(Dataset items)
★ ★ ★

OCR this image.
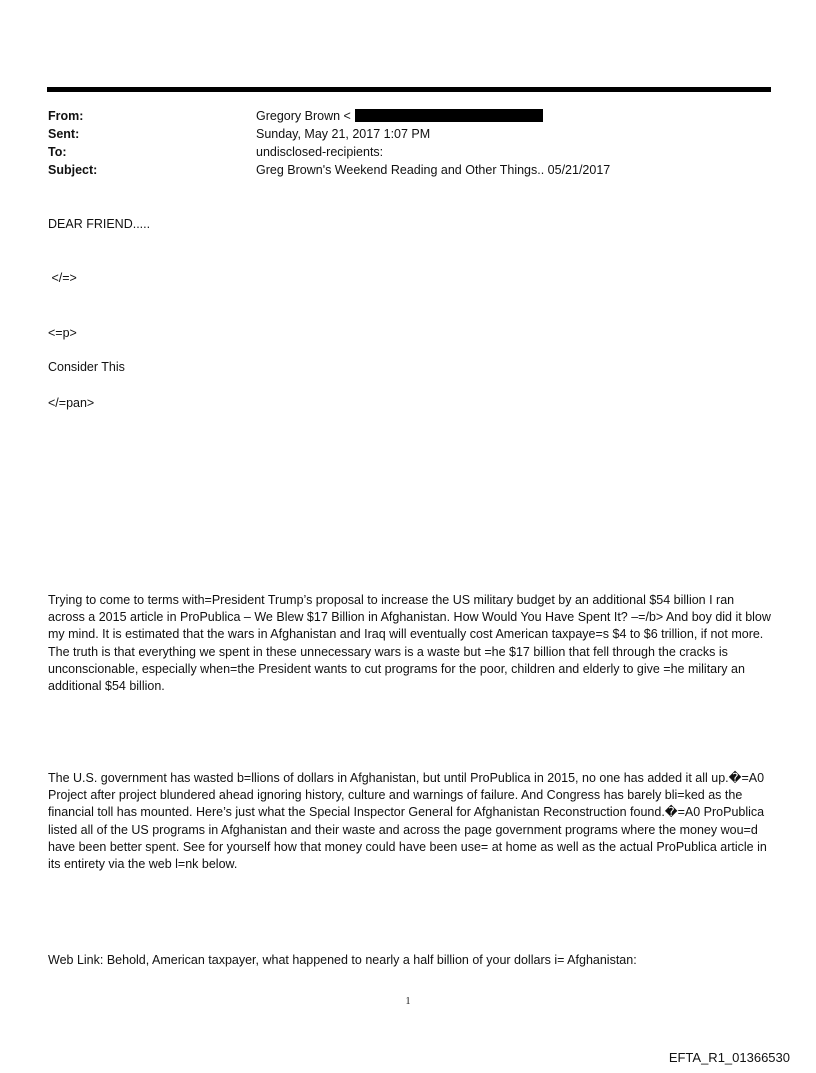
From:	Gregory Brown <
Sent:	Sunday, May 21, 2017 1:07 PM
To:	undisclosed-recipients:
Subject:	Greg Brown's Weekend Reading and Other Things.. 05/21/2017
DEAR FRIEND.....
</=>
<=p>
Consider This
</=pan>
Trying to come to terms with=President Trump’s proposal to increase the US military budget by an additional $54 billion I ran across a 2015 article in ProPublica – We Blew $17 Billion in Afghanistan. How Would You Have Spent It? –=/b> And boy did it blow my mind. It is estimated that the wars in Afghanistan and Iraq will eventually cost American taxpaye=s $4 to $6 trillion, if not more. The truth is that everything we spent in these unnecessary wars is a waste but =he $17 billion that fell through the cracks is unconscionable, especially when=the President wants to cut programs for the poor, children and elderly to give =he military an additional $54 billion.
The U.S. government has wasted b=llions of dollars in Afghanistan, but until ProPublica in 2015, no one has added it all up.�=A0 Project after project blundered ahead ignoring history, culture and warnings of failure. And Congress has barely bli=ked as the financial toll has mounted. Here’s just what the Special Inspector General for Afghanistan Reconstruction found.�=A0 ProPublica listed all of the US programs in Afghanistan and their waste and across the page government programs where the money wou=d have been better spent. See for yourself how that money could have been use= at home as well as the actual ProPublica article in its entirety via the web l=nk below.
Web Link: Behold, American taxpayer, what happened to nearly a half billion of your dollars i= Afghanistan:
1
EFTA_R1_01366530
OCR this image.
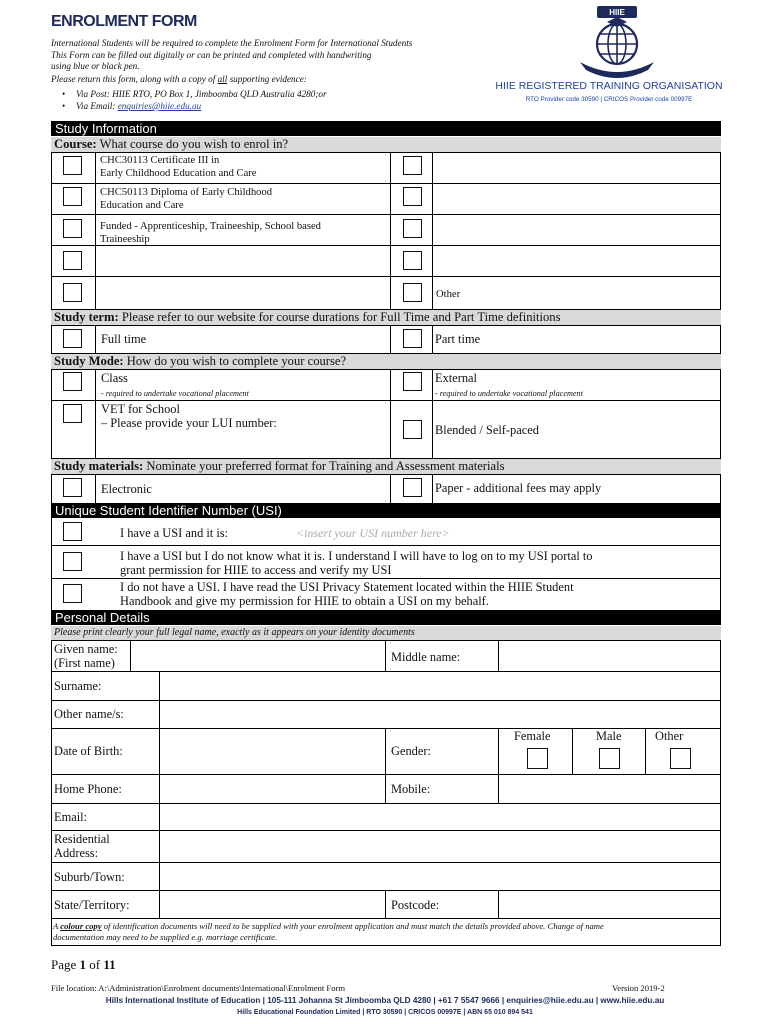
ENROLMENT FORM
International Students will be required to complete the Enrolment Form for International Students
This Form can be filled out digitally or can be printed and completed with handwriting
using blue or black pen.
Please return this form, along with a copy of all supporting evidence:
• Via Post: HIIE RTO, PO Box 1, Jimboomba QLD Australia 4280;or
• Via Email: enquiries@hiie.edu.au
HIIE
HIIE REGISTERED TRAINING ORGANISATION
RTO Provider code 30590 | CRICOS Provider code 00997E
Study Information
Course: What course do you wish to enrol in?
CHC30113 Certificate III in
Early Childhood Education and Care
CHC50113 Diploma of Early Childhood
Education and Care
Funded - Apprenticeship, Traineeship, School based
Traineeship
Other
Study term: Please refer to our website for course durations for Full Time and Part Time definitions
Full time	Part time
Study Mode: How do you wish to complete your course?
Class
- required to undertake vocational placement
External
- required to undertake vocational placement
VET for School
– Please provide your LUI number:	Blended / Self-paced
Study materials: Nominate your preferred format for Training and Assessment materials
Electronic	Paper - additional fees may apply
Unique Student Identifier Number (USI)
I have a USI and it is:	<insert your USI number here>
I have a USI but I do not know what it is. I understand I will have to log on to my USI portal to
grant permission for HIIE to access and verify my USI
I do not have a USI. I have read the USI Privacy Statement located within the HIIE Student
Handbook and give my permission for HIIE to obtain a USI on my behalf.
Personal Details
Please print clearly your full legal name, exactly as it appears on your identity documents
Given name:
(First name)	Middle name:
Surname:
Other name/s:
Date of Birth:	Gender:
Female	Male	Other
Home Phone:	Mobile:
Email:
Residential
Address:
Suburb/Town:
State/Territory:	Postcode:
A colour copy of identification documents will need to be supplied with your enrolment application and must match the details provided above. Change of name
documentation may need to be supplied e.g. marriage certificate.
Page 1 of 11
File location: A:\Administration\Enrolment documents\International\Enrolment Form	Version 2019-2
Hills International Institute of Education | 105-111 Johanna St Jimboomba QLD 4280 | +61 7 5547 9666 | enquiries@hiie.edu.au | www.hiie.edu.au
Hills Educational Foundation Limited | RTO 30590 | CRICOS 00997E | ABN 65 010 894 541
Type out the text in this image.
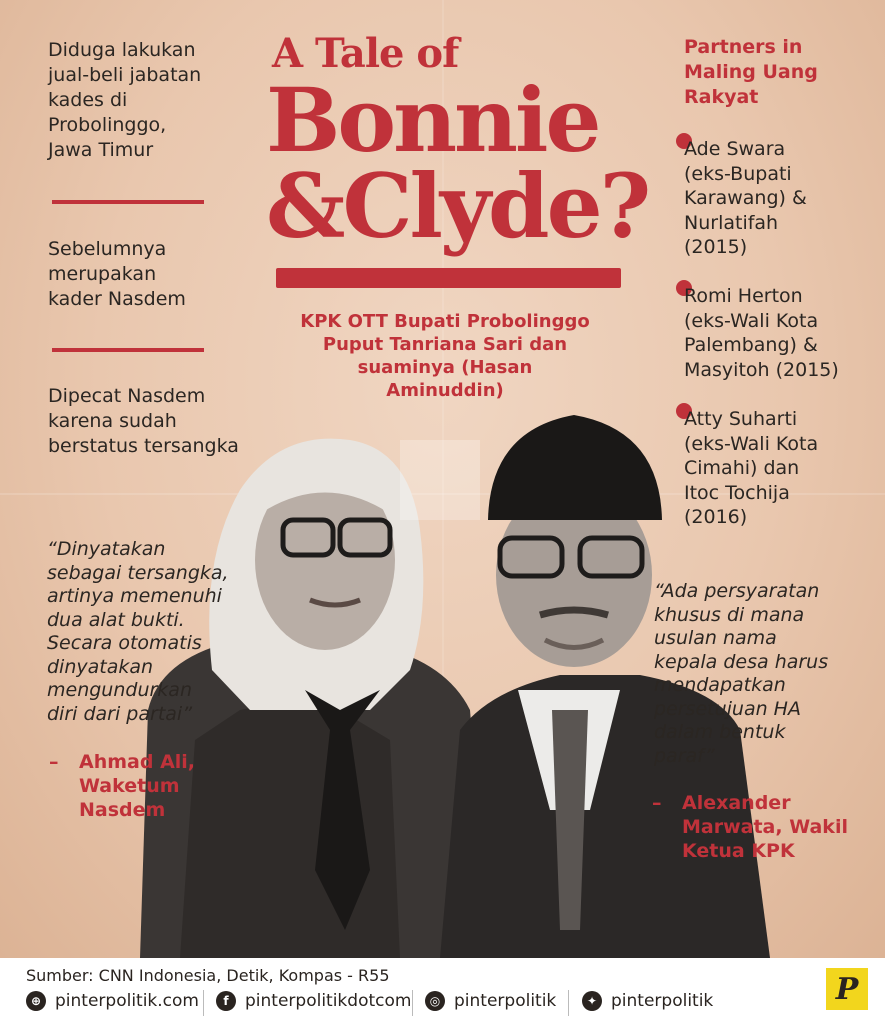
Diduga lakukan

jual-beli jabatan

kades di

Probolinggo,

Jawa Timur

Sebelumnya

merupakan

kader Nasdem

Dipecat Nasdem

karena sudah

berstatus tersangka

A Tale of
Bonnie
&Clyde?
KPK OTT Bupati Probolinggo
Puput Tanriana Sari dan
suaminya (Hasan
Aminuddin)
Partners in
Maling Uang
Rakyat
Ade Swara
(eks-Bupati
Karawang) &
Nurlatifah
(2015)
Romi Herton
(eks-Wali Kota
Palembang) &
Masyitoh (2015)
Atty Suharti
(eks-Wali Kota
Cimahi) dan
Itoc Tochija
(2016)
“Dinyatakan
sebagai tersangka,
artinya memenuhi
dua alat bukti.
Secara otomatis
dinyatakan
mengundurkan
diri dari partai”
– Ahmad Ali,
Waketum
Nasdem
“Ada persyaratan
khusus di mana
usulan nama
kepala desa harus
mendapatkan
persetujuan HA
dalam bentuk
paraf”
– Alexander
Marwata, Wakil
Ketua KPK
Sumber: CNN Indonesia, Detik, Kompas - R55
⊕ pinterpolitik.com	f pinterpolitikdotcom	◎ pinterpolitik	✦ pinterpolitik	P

★ ★ ★

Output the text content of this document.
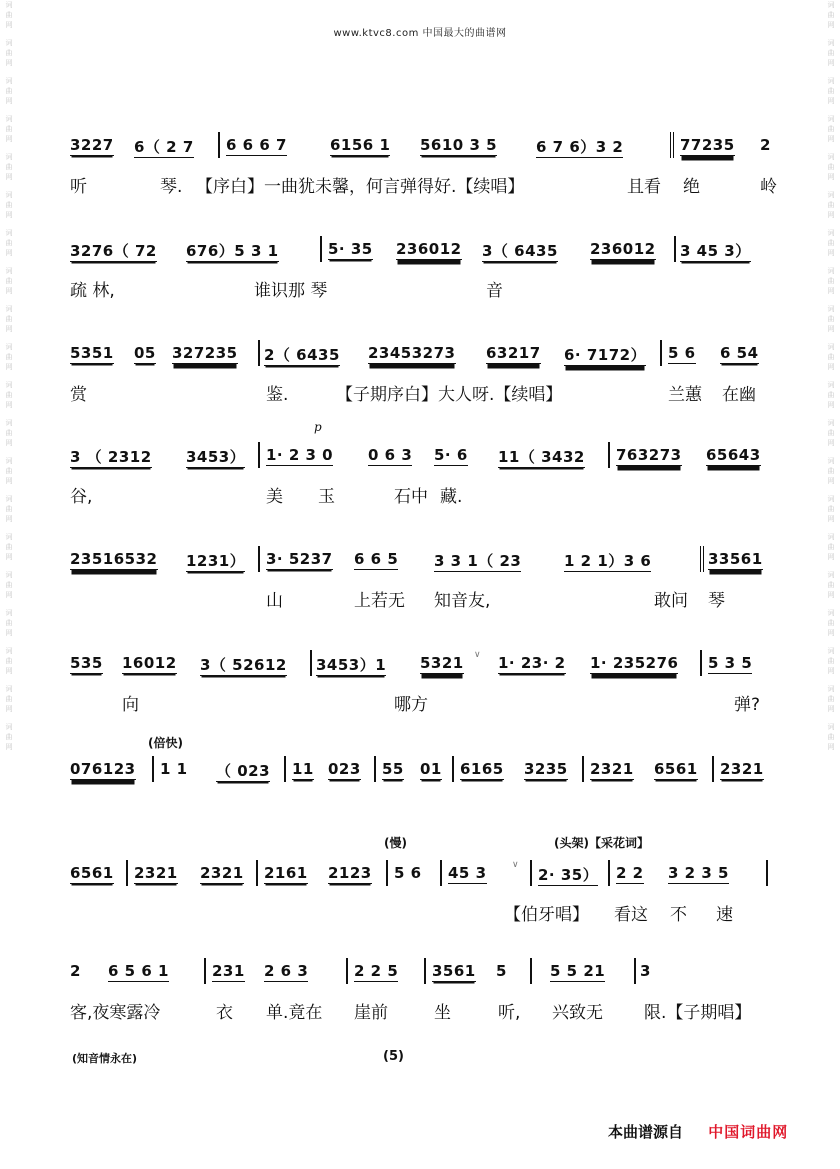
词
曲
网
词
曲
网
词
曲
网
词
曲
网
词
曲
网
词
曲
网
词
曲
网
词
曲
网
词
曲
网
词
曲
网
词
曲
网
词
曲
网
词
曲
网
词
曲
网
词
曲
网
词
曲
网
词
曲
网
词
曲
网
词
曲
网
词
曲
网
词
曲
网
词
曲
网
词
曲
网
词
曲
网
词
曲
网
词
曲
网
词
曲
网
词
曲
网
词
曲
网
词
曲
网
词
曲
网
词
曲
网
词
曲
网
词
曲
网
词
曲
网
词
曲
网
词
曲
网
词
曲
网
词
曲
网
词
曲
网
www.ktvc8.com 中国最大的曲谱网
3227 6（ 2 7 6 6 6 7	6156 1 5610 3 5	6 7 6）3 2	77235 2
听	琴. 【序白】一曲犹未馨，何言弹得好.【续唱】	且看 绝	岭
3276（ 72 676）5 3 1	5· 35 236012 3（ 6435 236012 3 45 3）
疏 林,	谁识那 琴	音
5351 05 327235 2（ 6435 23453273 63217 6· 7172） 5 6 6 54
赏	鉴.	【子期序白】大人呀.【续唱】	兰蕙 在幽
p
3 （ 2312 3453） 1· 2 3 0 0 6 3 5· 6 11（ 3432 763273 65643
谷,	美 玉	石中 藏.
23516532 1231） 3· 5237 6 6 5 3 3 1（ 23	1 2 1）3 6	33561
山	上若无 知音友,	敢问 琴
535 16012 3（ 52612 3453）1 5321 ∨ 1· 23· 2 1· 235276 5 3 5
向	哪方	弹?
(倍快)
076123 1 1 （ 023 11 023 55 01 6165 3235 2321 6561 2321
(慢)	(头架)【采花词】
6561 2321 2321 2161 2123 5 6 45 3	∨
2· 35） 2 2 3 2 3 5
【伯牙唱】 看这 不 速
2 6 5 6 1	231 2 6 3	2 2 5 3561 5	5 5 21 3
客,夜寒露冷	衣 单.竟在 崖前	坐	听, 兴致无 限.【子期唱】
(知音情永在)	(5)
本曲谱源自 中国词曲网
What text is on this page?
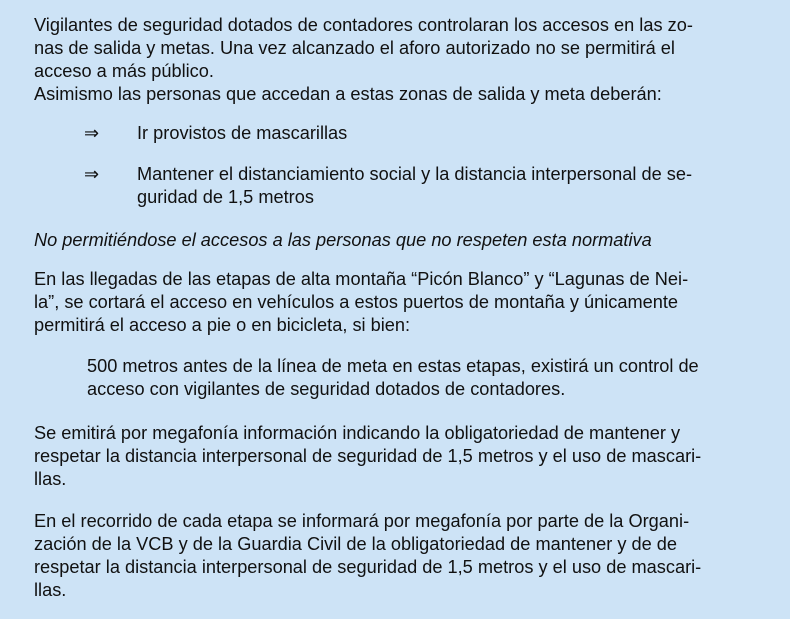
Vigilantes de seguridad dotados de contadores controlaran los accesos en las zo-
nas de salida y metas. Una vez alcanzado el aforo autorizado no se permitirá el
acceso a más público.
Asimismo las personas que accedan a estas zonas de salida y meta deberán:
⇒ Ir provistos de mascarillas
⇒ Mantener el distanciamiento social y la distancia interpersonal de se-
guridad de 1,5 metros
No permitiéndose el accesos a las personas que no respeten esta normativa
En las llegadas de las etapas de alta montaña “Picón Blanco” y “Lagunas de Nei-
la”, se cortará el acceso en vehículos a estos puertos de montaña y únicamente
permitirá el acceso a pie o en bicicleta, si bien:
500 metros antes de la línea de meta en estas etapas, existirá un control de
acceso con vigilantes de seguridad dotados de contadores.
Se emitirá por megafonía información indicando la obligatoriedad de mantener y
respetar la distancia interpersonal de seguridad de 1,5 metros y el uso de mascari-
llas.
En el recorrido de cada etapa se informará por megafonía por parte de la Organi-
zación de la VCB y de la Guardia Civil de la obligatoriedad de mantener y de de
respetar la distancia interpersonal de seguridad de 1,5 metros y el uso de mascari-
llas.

★ ★ ★

**AIM:**
Pull out every line holding "Other" from the records above, and copy it.

**RESPONSE TO THIS EXERCISE:**
Subject:	Greg Brown's Weekend Reading and Other Things.. 05/21/2017
Other
Other name/s:
Female	Male	Other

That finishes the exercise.